◆ Extract to read
Hf-W Model Ages of Core Formation.

The preexposure ε¹⁸²W values can be used to calculate Hf-W model ages for each group of iron meteorites. These ages provide the time of a single event of Hf/W fractionation from a reservoir with chondritic ¹⁸⁰Hf/¹⁸⁴W, which in case of the iron meteorites presumably occurred by metal–silicate separation during core formation. The model age is calculated using the relation

$$\mathrm{\Delta }t=-\frac{1}{\mathrm{\lambda }}\ln \left[\frac{{\left({\mathrm{\epsilon }}^{182}\mathrm{W}\right)}_{\text{Sample}}-{\left({\mathrm{\epsilon }}^{182}\mathrm{W}\right)}_{\text{Chondrites}}}{{\left({\mathrm{\epsilon }}^{182}\mathrm{W}\right)}_{\text{SSI}}-{\left({\mathrm{\epsilon }}^{182}\mathrm{W}\right)}_{\text{Chondrites}}}\right],$$ [S2]

where (ε¹⁸²W)_Sample represents the preexposure ε¹⁸²W of any iron meteorite group, ε¹⁸²W_chondrites is the composition of carbonaceous chondrites (−1.91 ± 0.08) (57), ε¹⁸²W_SSI is the Solar System initial of –3.49 ± 0.07 as obtained from CAI (44), and λ is the decay constant of ¹⁸²Hf of 0.078 ± 0.002 My⁻¹ (2σ) (58). The distinct preexposure ε¹⁸²W values obtained for the iron meteorite groups from this study (IC, IIC, IID, IIF, IIIE, and IIIF) yield a range of Hf-W model ages from ∼0.3 My to ∼2.8 My after CAI formation (Table S5), consistent with the range of ages determined previously for the major iron meteorite groups (IIAB, IIIAB, IVA, and IVB) (15). Nevertheless, the CC iron meteorite groups exhibit on average younger Hf-W model ages of ∼2.2–2.8 My after CAI formation than the NC groups (∼0.3–1.8 My).

◆ Information provided
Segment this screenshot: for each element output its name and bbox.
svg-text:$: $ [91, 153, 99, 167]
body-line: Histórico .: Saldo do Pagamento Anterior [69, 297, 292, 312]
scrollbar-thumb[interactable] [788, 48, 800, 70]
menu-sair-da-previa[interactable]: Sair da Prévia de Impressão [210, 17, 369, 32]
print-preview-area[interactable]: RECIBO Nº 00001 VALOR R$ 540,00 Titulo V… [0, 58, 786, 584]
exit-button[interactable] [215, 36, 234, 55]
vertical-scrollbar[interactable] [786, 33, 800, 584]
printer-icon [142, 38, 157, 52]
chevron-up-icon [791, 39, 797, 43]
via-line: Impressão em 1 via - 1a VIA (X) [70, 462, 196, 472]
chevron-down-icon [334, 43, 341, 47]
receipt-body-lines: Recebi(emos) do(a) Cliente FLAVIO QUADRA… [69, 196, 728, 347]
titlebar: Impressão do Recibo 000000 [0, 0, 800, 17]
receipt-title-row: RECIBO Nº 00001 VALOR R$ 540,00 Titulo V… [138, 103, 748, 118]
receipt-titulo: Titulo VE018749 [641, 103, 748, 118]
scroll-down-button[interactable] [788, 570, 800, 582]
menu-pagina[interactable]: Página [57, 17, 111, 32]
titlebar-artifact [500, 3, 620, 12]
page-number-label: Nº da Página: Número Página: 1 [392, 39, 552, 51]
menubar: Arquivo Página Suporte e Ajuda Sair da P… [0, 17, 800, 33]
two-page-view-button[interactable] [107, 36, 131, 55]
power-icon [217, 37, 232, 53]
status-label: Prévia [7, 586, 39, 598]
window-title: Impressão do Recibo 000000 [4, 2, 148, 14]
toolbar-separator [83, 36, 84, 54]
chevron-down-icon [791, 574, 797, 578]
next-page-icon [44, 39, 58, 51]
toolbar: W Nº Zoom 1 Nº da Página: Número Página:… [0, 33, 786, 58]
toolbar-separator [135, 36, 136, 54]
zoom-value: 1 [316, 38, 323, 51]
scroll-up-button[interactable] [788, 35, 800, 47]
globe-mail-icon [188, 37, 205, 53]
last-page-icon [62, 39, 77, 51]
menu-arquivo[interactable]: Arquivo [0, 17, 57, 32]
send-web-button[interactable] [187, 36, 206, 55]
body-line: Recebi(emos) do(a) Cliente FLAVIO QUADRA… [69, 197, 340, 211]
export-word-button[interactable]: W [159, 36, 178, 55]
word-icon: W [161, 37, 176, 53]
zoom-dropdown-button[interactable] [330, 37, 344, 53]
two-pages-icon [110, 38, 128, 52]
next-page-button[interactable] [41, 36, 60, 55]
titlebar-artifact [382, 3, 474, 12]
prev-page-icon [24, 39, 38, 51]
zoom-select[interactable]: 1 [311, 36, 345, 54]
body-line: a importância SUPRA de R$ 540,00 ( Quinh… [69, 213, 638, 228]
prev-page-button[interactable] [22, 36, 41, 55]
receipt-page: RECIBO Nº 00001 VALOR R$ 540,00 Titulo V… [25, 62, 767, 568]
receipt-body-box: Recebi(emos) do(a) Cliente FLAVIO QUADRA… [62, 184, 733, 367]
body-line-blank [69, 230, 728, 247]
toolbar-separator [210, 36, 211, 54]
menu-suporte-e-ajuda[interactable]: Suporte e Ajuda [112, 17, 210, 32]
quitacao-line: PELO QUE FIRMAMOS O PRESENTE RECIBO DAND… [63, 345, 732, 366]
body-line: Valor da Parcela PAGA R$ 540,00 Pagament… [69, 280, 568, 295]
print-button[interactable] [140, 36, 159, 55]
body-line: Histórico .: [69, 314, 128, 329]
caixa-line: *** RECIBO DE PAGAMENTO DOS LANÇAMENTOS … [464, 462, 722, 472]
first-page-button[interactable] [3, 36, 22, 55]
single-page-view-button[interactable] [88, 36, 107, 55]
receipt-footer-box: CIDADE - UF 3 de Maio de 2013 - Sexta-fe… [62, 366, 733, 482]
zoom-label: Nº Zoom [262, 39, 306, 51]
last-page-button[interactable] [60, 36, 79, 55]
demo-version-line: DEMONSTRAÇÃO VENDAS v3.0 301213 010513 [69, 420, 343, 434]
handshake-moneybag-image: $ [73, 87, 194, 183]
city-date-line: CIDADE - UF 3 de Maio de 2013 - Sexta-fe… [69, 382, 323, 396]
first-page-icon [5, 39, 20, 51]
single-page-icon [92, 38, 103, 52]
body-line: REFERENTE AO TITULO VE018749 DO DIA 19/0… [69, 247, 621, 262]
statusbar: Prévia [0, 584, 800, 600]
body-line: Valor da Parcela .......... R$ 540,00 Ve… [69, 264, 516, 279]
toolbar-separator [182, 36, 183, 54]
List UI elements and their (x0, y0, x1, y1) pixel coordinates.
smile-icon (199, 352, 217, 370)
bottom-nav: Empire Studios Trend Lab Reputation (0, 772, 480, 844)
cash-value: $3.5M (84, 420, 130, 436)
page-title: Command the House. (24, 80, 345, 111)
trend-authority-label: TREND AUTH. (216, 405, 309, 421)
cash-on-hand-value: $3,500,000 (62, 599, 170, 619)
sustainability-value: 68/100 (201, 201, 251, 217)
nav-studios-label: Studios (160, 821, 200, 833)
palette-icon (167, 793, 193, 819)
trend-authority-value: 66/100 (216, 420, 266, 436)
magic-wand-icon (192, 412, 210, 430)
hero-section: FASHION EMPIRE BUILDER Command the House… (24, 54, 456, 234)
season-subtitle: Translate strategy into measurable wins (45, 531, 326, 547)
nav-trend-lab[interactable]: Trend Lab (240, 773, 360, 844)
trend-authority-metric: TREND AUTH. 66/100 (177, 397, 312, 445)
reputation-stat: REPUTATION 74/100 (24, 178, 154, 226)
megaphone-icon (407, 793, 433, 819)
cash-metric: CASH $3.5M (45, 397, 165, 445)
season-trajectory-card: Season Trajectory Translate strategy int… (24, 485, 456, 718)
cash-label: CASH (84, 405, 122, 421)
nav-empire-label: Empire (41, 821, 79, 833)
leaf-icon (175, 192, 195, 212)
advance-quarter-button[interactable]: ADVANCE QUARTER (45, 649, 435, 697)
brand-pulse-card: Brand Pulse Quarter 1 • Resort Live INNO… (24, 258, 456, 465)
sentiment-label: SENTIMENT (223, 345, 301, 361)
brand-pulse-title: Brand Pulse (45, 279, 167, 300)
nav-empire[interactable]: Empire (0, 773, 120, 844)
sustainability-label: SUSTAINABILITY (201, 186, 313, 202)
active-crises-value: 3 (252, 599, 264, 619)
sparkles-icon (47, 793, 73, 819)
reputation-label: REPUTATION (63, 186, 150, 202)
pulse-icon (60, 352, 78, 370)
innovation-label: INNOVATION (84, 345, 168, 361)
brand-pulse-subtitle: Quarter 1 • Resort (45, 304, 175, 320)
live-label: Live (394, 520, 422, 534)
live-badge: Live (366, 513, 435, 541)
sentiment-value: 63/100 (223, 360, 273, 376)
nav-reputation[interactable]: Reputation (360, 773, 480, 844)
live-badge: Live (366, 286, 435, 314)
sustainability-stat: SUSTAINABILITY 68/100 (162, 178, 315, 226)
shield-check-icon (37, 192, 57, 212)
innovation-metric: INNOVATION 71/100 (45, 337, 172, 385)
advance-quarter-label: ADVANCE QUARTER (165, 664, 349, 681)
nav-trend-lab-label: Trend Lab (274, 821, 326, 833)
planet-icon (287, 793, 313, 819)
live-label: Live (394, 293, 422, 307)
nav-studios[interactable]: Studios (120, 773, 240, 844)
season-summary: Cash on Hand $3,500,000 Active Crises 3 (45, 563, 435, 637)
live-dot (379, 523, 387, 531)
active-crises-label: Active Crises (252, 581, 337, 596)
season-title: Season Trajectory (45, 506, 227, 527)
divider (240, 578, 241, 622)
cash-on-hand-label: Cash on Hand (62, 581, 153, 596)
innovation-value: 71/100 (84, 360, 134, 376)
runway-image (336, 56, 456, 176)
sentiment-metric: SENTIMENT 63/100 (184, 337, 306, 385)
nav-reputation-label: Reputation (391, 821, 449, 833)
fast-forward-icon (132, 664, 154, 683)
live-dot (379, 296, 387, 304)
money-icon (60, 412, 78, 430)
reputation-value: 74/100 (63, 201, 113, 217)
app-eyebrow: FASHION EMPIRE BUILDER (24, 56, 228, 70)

◆ Problems and tasks
[A] Reproduce the passage on Hf-W model ages from "where (ε¹⁸²W)_Sample represents" to "groups (∼0.3–1.8 My).".
[B] According to the passage on Hf-W model ages, what average Hf-W model ages after CAI formation do the CC iron meteorite groups show?
[C] Translate this sentence from the passage on Hf-W model ages into Spanish: "The preexposure ε¹⁸²W values can be used to calculate Hf-W model ages for each group of iron meteorites."

◆ Response list
[A]
where (ε¹⁸²W)_Sample represents the preexposure ε¹⁸²W of any iron meteorite group, ε¹⁸²W_chondrites is the composition of carbonaceous chondrites (−1.91 ± 0.08) (57), ε¹⁸²W_SSI is the Solar System initial of –3.49 ± 0.07 as obtained from CAI (44), and λ is the decay constant of ¹⁸²Hf of 0.078 ± 0.002 My⁻¹ (2σ) (58). The distinct preexposure ε¹⁸²W values obtained for the iron meteorite groups from this study (IC, IIC, IID, IIF, IIIE, and IIIF) yield a range of Hf-W model ages from ∼0.3 My to ∼2.8 My after CAI formation (Table S5), consistent with the range of ages determined previously for the major iron meteorite groups (IIAB, IIIAB, IVA, and IVB) (15). Nevertheless, the CC iron meteorite groups exhibit on average younger Hf-W model ages of ∼2.2–2.8 My after CAI formation than the NC groups (∼0.3–1.8 My).

[B] About 2.2–2.8 My after CAI formation.

[C] Los valores de ε¹⁸²W previos a la exposición pueden utilizarse para calcular edades modelo Hf-W para cada grupo de meteoritos de hierro.